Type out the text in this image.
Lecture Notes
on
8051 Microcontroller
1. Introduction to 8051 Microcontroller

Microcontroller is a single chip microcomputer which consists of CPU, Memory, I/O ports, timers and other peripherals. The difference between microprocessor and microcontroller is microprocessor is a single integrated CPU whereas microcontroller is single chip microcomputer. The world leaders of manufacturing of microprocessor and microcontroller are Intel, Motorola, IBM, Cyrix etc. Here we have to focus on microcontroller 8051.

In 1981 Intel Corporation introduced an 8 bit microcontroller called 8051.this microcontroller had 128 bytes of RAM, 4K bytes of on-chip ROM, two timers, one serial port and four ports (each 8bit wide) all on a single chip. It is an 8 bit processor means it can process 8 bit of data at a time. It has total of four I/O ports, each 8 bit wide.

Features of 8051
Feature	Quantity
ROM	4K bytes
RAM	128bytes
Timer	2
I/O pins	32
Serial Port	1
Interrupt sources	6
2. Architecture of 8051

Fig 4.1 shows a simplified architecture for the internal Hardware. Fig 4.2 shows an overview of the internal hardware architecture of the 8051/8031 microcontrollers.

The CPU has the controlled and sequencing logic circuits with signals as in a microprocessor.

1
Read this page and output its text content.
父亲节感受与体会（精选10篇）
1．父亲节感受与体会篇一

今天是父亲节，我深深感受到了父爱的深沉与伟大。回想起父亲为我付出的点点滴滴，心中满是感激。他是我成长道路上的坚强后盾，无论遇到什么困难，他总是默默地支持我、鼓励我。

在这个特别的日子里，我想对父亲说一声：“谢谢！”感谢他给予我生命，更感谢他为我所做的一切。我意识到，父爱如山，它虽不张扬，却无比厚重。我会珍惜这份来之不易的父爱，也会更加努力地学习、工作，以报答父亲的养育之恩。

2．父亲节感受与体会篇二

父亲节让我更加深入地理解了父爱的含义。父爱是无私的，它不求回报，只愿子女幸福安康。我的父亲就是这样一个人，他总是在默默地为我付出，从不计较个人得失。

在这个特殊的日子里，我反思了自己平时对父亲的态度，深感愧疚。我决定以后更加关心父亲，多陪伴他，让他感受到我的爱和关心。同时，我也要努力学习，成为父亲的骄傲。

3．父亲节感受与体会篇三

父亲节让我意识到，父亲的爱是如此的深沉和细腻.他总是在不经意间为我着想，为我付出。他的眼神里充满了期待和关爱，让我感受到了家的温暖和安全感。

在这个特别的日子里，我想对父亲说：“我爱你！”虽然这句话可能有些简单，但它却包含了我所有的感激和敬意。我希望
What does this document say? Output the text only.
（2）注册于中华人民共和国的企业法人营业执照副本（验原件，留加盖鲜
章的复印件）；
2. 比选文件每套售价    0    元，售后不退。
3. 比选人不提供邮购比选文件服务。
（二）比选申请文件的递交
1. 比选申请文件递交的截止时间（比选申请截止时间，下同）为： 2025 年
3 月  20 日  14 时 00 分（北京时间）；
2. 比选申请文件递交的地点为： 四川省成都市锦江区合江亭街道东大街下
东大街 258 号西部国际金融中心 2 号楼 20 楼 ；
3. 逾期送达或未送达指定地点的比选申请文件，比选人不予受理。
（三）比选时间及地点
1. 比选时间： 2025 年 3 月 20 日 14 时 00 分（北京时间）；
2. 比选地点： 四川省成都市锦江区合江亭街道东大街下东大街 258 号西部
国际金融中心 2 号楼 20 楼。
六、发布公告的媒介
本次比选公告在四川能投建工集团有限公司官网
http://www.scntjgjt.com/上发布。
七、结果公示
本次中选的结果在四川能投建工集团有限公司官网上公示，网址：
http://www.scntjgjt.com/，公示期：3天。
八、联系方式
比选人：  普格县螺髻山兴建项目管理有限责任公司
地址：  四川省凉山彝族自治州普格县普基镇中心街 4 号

Job
What do the records say? Quote them all exactly.

Output
Type out the text in this image.
Lecture Notes
on
8051 Microcontroller
1. Introduction to 8051 Microcontroller

Microcontroller is a single chip microcomputer which consists of CPU, Memory, I/O ports, timers and other peripherals. The difference between microprocessor and microcontroller is microprocessor is a single integrated CPU whereas microcontroller is single chip microcomputer. The world leaders of manufacturing of microprocessor and microcontroller are Intel, Motorola, IBM, Cyrix etc. Here we have to focus on microcontroller 8051.

In 1981 Intel Corporation introduced an 8 bit microcontroller called 8051.this microcontroller had 128 bytes of RAM, 4K bytes of on-chip ROM, two timers, one serial port and four ports (each 8bit wide) all on a single chip. It is an 8 bit processor means it can process 8 bit of data at a time. It has total of four I/O ports, each 8 bit wide.

Features of 8051
Feature	Quantity
ROM	4K bytes
RAM	128bytes
Timer	2
I/O pins	32
Serial Port	1
Interrupt sources	6
2. Architecture of 8051

Fig 4.1 shows a simplified architecture for the internal Hardware. Fig 4.2 shows an overview of the internal hardware architecture of the 8051/8031 microcontrollers.

The CPU has the controlled and sequencing logic circuits with signals as in a microprocessor.

1
Read this page and output its text content.
父亲节感受与体会（精选10篇）
1．父亲节感受与体会篇一

今天是父亲节，我深深感受到了父爱的深沉与伟大。回想起父亲为我付出的点点滴滴，心中满是感激。他是我成长道路上的坚强后盾，无论遇到什么困难，他总是默默地支持我、鼓励我。

在这个特别的日子里，我想对父亲说一声：“谢谢！”感谢他给予我生命，更感谢他为我所做的一切。我意识到，父爱如山，它虽不张扬，却无比厚重。我会珍惜这份来之不易的父爱，也会更加努力地学习、工作，以报答父亲的养育之恩。

2．父亲节感受与体会篇二

父亲节让我更加深入地理解了父爱的含义。父爱是无私的，它不求回报，只愿子女幸福安康。我的父亲就是这样一个人，他总是在默默地为我付出，从不计较个人得失。

在这个特殊的日子里，我反思了自己平时对父亲的态度，深感愧疚。我决定以后更加关心父亲，多陪伴他，让他感受到我的爱和关心。同时，我也要努力学习，成为父亲的骄傲。

3．父亲节感受与体会篇三

父亲节让我意识到，父亲的爱是如此的深沉和细腻.他总是在不经意间为我着想，为我付出。他的眼神里充满了期待和关爱，让我感受到了家的温暖和安全感。

在这个特别的日子里，我想对父亲说：“我爱你！”虽然这句话可能有些简单，但它却包含了我所有的感激和敬意。我希望
What does this document say? Output the text only.
（2）注册于中华人民共和国的企业法人营业执照副本（验原件，留加盖鲜
章的复印件）；
2. 比选文件每套售价    0    元，售后不退。
3. 比选人不提供邮购比选文件服务。
（二）比选申请文件的递交
1. 比选申请文件递交的截止时间（比选申请截止时间，下同）为： 2025 年
3 月  20 日  14 时 00 分（北京时间）；
2. 比选申请文件递交的地点为： 四川省成都市锦江区合江亭街道东大街下
东大街 258 号西部国际金融中心 2 号楼 20 楼 ；
3. 逾期送达或未送达指定地点的比选申请文件，比选人不予受理。
（三）比选时间及地点
1. 比选时间： 2025 年 3 月 20 日 14 时 00 分（北京时间）；
2. 比选地点： 四川省成都市锦江区合江亭街道东大街下东大街 258 号西部
国际金融中心 2 号楼 20 楼。
六、发布公告的媒介
本次比选公告在四川能投建工集团有限公司官网
http://www.scntjgjt.com/上发布。
七、结果公示
本次中选的结果在四川能投建工集团有限公司官网上公示，网址：
http://www.scntjgjt.com/，公示期：3天。
八、联系方式
比选人：  普格县螺髻山兴建项目管理有限责任公司
地址：  四川省凉山彝族自治州普格县普基镇中心街 4 号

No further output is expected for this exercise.